Stored records:
----------------

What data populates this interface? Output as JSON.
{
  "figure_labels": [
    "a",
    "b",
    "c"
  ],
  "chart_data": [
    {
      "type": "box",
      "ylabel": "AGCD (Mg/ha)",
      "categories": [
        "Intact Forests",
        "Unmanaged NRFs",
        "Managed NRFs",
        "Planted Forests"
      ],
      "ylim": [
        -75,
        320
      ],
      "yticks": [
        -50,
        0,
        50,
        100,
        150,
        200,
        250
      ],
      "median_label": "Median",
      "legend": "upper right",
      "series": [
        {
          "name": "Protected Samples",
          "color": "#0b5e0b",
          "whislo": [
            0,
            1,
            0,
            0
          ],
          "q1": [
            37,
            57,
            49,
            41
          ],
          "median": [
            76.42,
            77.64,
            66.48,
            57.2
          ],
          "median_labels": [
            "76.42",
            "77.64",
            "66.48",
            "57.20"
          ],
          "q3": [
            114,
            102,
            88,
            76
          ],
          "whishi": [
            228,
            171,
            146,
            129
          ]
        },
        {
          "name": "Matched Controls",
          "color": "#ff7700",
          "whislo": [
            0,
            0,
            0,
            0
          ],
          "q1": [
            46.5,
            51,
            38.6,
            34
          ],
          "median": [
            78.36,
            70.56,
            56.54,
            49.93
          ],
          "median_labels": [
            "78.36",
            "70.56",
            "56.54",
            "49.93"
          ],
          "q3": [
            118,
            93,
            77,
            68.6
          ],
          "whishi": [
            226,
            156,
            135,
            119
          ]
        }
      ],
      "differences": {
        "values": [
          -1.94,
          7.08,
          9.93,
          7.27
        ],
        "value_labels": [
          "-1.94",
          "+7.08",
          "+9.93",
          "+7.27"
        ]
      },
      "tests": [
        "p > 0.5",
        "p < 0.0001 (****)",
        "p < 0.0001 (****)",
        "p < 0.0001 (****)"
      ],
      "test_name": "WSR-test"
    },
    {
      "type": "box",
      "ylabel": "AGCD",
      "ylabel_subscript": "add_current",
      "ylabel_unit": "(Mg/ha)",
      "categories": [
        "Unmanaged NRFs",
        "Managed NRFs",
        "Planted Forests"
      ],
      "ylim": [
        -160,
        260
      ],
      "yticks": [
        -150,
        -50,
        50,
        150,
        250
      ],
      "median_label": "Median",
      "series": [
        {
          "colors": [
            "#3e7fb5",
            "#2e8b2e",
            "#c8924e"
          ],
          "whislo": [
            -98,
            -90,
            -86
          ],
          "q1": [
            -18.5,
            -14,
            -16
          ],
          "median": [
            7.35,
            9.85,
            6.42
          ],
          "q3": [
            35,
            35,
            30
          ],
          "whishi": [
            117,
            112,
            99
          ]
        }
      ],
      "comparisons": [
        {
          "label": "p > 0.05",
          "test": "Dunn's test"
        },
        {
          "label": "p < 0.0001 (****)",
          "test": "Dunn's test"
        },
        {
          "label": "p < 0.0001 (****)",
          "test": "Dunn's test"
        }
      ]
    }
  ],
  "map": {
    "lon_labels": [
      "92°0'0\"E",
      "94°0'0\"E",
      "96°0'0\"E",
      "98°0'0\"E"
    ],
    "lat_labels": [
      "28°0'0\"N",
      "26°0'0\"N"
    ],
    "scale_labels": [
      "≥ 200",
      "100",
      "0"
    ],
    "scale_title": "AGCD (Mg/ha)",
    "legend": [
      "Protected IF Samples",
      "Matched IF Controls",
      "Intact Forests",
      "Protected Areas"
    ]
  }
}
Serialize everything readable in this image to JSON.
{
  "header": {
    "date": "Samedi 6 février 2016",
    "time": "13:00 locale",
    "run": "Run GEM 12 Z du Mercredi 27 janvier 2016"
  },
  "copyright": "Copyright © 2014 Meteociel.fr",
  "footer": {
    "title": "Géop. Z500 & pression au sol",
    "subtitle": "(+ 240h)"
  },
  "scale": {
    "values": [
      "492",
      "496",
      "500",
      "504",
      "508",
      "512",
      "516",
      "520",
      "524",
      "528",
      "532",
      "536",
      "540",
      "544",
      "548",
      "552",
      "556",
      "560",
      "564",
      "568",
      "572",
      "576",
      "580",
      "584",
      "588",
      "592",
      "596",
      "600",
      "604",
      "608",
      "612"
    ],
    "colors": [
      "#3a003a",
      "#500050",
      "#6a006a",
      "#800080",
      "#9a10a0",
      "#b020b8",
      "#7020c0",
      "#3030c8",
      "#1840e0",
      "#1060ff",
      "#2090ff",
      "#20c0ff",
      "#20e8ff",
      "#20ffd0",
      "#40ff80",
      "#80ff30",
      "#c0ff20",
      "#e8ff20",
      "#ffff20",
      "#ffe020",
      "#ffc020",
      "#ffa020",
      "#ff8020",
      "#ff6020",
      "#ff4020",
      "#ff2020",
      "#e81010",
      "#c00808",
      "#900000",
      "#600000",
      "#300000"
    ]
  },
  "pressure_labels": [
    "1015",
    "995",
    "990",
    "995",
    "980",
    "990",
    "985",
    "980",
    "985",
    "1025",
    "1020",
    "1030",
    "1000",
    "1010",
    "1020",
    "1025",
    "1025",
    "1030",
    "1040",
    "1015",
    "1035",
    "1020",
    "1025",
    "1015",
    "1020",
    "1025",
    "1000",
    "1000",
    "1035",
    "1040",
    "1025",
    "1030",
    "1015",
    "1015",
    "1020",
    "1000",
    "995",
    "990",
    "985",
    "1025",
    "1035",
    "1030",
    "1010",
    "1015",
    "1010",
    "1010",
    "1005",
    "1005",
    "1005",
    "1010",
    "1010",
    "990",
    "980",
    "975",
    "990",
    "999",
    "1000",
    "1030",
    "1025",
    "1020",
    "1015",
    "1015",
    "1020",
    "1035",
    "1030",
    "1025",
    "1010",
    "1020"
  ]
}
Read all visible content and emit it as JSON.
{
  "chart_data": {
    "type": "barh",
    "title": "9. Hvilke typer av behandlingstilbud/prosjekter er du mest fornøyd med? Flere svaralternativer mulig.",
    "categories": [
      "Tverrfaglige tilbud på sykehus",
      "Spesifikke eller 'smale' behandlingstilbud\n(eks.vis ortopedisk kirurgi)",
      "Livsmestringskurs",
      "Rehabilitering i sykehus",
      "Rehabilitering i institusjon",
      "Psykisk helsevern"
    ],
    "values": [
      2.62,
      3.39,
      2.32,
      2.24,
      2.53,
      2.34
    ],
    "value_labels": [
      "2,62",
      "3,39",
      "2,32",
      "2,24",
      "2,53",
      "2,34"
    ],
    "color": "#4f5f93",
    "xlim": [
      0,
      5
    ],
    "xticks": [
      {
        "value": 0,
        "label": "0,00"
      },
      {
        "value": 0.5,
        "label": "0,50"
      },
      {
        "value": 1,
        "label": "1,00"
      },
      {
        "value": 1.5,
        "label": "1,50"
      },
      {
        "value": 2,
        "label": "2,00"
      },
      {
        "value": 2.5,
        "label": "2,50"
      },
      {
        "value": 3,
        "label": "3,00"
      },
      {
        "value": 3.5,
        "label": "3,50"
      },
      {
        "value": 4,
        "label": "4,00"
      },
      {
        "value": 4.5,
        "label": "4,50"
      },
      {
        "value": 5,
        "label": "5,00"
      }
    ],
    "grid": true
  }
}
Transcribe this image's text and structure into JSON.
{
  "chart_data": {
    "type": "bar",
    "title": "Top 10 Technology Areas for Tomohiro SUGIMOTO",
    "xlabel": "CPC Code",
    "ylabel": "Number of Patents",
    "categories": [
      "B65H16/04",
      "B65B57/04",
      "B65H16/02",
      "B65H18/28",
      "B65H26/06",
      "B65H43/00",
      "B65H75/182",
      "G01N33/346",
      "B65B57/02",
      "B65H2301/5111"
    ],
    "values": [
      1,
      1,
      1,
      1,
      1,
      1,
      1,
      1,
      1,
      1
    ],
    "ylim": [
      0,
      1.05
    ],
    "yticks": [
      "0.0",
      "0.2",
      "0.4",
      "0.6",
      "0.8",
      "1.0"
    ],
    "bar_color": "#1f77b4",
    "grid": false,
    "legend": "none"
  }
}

----------------

» WHAT THE TASK ASKS
Copy out all lines from the material above that contain the string "JSON".

» REPLY
What data populates this interface? Output as JSON.
Serialize everything readable in this image to JSON.
Read all visible content and emit it as JSON.
Transcribe this image's text and structure into JSON.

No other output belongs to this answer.